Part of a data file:
[start]

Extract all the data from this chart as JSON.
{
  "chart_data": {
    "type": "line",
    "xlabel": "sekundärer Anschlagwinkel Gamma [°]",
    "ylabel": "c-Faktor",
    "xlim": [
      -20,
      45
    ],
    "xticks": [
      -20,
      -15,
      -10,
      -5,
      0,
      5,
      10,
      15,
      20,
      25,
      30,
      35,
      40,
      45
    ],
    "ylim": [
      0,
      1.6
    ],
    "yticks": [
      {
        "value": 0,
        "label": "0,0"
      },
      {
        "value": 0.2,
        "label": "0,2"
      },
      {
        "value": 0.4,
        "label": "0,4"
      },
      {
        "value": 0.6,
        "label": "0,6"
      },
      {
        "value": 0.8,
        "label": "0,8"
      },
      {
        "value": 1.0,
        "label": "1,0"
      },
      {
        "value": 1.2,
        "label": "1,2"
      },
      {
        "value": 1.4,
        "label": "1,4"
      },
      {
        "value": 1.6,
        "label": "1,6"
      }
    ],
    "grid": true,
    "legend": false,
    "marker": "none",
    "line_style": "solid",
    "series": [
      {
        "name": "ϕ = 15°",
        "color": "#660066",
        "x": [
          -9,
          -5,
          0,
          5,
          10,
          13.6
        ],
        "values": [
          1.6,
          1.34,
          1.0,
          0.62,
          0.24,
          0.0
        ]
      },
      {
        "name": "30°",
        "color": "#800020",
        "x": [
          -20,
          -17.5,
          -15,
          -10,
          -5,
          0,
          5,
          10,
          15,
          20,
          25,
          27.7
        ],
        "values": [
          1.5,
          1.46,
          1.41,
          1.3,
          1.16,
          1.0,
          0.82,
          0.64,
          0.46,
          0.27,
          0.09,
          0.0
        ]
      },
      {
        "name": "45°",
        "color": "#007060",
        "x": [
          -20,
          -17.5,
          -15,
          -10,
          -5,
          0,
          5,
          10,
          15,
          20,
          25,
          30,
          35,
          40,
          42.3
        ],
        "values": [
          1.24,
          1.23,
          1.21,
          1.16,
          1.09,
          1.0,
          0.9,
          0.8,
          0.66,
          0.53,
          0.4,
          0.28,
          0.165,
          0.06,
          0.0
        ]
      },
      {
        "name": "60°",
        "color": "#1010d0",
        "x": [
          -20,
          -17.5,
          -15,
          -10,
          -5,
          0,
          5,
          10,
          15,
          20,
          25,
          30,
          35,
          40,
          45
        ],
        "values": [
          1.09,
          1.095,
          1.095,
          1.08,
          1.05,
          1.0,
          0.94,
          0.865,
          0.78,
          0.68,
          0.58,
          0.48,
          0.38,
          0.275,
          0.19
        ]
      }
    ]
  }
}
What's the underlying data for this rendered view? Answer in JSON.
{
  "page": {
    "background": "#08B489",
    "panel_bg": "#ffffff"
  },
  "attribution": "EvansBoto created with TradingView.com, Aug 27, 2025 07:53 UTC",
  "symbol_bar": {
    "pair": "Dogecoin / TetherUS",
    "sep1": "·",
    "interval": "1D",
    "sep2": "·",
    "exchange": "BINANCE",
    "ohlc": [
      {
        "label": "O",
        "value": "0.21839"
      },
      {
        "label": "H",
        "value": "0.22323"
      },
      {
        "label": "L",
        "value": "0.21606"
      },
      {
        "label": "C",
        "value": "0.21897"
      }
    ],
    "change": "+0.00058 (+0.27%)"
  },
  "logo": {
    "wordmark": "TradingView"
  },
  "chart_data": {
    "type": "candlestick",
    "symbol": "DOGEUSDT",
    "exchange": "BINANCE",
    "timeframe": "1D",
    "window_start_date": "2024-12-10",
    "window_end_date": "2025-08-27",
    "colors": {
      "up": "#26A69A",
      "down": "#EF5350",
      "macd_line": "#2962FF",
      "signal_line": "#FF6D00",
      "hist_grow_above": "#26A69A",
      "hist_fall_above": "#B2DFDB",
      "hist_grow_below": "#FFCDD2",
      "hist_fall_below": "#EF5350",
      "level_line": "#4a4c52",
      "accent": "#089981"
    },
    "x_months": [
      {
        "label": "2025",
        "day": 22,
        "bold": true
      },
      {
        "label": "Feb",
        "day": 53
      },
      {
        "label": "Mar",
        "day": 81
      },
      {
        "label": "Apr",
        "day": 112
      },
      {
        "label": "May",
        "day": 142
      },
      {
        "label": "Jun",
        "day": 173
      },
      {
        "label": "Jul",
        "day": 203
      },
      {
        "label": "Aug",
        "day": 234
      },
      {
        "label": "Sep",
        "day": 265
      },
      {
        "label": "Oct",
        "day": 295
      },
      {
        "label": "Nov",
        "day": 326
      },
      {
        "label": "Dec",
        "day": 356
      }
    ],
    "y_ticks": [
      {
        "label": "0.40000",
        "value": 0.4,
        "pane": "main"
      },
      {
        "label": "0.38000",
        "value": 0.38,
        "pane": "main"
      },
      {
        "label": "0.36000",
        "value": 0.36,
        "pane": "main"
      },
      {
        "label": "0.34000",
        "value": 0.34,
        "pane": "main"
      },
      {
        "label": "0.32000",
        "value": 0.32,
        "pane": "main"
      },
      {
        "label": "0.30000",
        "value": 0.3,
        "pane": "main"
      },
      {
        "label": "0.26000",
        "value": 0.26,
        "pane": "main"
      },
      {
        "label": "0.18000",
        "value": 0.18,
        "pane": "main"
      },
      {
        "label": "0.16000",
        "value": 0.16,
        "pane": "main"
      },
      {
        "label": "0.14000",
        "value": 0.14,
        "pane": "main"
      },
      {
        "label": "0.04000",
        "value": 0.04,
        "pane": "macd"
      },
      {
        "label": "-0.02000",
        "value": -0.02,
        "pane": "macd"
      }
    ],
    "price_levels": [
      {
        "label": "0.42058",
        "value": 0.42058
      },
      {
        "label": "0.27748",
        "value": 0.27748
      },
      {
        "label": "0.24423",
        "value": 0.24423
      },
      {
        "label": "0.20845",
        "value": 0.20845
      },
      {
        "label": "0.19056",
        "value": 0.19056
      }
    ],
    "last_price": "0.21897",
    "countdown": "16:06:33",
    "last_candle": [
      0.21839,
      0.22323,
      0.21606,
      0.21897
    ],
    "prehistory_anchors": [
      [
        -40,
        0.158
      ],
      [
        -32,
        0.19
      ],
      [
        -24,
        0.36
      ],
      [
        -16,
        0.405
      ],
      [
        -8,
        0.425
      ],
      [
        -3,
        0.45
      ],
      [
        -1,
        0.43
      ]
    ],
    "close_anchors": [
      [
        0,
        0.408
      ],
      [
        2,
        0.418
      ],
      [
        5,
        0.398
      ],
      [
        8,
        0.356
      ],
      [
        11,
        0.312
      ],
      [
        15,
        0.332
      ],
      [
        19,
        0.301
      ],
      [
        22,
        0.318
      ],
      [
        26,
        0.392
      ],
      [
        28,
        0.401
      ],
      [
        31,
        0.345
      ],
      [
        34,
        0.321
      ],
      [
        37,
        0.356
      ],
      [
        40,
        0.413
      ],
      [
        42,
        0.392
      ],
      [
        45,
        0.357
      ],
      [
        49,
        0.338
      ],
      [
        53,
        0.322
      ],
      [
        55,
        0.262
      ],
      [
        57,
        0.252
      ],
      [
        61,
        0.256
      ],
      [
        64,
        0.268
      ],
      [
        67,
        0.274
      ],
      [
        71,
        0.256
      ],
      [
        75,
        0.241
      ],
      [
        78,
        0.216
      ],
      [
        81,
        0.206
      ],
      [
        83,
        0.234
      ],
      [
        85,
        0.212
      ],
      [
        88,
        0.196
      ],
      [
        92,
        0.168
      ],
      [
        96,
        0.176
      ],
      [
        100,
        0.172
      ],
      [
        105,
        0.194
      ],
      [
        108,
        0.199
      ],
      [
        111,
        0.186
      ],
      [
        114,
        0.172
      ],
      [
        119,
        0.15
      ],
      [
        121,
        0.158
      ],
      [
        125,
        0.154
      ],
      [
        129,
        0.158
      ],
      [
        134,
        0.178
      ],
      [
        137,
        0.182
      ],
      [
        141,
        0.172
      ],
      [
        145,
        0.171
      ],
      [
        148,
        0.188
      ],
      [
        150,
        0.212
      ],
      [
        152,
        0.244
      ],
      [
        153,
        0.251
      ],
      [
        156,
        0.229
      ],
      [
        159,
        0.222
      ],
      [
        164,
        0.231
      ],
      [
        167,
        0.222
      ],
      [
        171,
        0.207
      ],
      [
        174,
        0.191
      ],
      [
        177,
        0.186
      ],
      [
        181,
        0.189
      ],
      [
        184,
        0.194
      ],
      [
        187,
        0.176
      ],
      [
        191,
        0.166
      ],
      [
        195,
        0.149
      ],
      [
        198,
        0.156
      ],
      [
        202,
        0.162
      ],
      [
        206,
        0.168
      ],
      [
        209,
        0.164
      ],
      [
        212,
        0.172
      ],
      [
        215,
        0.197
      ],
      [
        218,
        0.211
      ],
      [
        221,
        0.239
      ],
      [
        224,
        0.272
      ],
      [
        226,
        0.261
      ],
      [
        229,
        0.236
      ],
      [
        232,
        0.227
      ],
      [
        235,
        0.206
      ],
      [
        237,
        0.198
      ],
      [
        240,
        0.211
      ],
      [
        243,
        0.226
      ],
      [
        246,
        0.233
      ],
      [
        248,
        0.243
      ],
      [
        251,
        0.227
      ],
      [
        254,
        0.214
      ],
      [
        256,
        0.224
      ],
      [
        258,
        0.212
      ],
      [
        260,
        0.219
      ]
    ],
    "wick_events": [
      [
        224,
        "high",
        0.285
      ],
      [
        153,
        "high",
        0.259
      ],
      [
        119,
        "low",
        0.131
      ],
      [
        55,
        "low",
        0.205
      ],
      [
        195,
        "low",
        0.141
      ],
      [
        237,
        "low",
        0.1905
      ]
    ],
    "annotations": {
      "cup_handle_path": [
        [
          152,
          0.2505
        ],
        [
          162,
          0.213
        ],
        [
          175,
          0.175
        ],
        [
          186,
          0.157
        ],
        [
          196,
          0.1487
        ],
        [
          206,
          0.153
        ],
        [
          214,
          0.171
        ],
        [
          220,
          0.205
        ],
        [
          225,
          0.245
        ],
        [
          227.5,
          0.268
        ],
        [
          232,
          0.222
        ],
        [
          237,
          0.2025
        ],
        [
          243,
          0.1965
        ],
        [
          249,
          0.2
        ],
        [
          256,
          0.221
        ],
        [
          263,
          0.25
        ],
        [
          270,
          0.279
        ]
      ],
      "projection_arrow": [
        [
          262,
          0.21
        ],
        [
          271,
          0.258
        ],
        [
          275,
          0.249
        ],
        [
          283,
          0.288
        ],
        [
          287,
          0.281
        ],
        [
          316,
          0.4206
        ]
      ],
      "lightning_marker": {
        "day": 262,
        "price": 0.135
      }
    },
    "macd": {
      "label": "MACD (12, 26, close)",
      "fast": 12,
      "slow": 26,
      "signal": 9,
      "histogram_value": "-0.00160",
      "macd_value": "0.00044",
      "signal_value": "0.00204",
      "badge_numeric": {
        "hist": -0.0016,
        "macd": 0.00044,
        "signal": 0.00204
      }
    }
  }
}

[end]

Exercise goal: In the records above, find each line with the word "TradingView" and copy it.

Problem solution:
  "attribution": "EvansBoto created with TradingView.com, Aug 27, 2025 07:53 UTC",
    "wordmark": "TradingView"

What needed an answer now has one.